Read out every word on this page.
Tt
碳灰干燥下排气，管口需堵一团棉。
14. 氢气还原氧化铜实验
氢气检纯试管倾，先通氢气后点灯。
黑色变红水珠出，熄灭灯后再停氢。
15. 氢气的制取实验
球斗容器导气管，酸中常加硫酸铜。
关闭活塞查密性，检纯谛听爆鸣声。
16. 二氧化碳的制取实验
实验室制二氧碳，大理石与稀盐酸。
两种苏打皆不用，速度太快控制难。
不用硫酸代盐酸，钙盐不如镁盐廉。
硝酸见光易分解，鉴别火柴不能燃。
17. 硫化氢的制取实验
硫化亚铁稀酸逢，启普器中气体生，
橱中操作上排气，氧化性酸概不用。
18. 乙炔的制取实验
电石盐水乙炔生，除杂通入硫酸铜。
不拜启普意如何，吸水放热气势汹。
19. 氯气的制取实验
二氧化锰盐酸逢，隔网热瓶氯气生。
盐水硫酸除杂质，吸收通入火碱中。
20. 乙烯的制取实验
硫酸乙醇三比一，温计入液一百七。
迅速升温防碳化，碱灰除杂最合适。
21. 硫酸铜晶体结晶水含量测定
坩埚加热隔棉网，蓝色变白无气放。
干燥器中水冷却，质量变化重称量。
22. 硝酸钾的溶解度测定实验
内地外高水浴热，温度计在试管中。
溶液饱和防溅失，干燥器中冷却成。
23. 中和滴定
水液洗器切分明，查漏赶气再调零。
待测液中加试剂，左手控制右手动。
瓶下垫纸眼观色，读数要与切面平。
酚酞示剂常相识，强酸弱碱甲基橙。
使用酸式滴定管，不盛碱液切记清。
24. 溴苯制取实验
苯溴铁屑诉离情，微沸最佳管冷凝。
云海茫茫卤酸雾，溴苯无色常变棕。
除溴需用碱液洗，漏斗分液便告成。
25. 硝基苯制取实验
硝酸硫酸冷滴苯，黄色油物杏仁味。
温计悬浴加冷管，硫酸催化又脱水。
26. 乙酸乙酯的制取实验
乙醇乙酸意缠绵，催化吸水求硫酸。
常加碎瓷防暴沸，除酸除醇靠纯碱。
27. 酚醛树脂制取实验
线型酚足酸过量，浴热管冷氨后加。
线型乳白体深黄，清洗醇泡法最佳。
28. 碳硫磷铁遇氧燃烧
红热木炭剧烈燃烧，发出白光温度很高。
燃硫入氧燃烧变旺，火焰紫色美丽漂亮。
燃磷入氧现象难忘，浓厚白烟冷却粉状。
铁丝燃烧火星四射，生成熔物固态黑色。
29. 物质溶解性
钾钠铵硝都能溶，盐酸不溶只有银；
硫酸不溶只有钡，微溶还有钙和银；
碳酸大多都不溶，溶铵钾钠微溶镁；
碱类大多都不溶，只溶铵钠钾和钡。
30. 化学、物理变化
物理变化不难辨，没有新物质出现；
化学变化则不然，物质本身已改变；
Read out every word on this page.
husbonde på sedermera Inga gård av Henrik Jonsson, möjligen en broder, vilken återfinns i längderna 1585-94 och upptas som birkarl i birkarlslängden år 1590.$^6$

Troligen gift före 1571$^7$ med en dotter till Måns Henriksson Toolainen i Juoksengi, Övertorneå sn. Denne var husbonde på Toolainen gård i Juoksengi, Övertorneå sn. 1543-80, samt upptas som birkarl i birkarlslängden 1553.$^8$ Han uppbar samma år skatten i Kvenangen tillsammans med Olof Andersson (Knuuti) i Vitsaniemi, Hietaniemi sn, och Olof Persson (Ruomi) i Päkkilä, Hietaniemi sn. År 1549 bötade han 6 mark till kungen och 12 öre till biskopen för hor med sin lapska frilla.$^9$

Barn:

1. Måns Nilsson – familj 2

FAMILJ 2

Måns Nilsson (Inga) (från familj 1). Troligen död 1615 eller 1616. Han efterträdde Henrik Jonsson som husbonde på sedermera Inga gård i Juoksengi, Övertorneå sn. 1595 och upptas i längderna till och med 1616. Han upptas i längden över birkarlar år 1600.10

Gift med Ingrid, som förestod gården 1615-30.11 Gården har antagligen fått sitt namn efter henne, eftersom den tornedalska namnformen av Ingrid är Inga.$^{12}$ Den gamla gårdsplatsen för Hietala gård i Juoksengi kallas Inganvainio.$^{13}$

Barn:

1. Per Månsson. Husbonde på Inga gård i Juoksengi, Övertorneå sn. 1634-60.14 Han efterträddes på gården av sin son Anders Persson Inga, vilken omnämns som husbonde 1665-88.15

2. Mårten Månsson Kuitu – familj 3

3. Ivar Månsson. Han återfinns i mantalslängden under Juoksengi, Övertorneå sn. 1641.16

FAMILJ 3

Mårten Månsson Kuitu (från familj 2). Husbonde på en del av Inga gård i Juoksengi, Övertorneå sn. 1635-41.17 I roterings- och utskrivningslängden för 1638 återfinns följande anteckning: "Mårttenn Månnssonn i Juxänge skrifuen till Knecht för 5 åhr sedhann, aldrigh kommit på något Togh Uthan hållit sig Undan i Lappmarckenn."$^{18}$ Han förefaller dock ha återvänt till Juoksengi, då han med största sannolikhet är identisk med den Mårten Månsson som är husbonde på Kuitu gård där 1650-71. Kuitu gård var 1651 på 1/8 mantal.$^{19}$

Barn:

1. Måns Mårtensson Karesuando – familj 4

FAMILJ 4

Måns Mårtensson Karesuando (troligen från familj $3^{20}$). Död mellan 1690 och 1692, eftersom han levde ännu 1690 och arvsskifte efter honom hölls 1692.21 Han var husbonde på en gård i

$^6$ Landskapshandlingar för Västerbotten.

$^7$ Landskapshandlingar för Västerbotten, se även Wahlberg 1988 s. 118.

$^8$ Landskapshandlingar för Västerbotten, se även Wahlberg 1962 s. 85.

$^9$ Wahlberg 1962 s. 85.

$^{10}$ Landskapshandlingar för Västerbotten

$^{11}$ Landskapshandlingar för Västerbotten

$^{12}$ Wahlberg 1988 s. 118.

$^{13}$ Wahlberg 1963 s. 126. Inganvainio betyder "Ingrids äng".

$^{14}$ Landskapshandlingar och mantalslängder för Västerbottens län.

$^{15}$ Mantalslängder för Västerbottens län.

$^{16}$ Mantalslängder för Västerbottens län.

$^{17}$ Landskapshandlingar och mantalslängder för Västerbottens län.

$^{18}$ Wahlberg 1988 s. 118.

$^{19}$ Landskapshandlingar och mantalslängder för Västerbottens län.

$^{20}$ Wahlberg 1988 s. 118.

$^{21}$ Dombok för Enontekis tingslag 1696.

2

◇ ◇ ◇

Return every line from the records above that holds the word "Karesuando".

1. Måns Mårtensson Karesuando – familj 4
Måns Mårtensson Karesuando (troligen från familj $3^{20}$). Död mellan 1690 och 1692, eftersom han levde ännu 1690 och arvsskifte efter honom hölls 1692.21 Han var husbonde på en gård i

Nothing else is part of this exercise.